EXERCISE INSTRUCTIONS →
[a] Duplicate a passage from the commercial lending article: begin at the words "The pickup in" and stop after "to small businesses.".
[b] According to the commercial lending article, roughly how much did total commercial loans rise in the quarter at each bank?
[c] Write the next part of the commercial lending article, picking up after its final sentence.

SOURCE TEXT →

US Bancorp reported its first quarterly rise in total commercial loans since the end of 2008. Wells Fargo also reported a quarterly increase in commercial lending, reversing a multi-quarter contraction.
The pickup in corporate borrowing was slight -- about a 1 percent quarterly increase in total commercial loans at each bank -- but it could be a sign that investor fears of another economic downturn are misplaced.
San Francisco-based Wells Fargo said borrowing demand picked up in areas including capital equipment financing and loans to small businesses.
JPMorgan Chase & Co (JPM.N), which reported a jump in third-quarter earnings a week earlier, and Bank of America Corp (BAC.N), which reported a third-quarter profit on Tuesday, also signaled commercial loan demand is rising.
"We've heard it from enough companies now to believe loan demand is there," said Nancy Bush, analyst at NAB Research. "It's embryonic, it may just be a glimmer, but it's there, apparently."

INFORMATION SUPPLIED →
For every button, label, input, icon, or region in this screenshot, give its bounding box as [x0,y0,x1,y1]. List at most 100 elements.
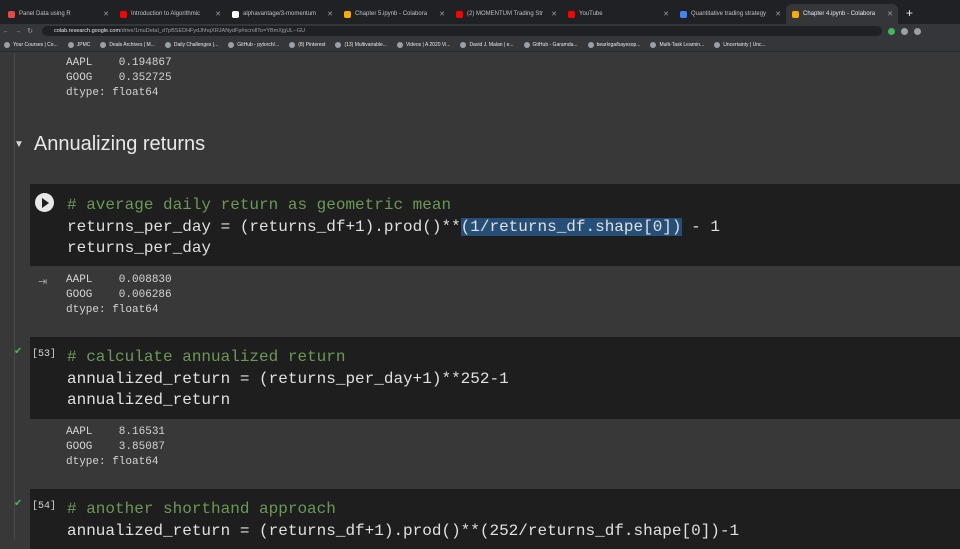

FINAL ANSWERS →
[a]
The pickup in corporate borrowing was slight -- about a 1 percent quarterly increase in total commercial loans at each bank -- but it could be a sign that investor fears of another economic downturn are misplaced.
San Francisco-based Wells Fargo said borrowing demand picked up in areas including capital equipment financing and loans to small businesses.

[b] About 1 percent.

[c]
Still, Bush noted there are plenty of headwinds for the banks in the form of regulatory changes that have damped consumer banking profits and concerns over foreclosures and mortgage documentation that have dragged down banks' shares recently.
Wells Fargo executives told analysts the bank is in a better position with regard to possible mortgage issues than its larger peers, because it sold fewer of its mortgages to private investors.
That reassurance, analysts said, helped Well Fargo shares rise nearly 5 percent to $25.75 in late afternoon on the New York Stock Exchange. US Bancorp investors were less worried by mortgage issues given that bank's smaller mortgage servicing business. Its shares were unchanged at $22.81 in late trading.
The broader KBW Banks Index .BKX was down 0.3 percent on Wednesday.
MORTGAGES
U.S. banks have come under fire in recent weeks for filing faulty foreclosure documents with courts. Some imposed a temporary halt to home seizures while they reviewed their foreclosure process.
US Bancorp and Wells Fargo said they have no plans to halt home seizures and are confident in their foreclosure processes.
Wells Fargo also sought to allay concerns that beset Bank of America on Tuesday, after that bank said it was not sure how many billions of dollars in mortgages it might have to buy back from investors because of faulty documentation.
Wells Fargo said mortgage repurchase demands have fallen in the last two quarters.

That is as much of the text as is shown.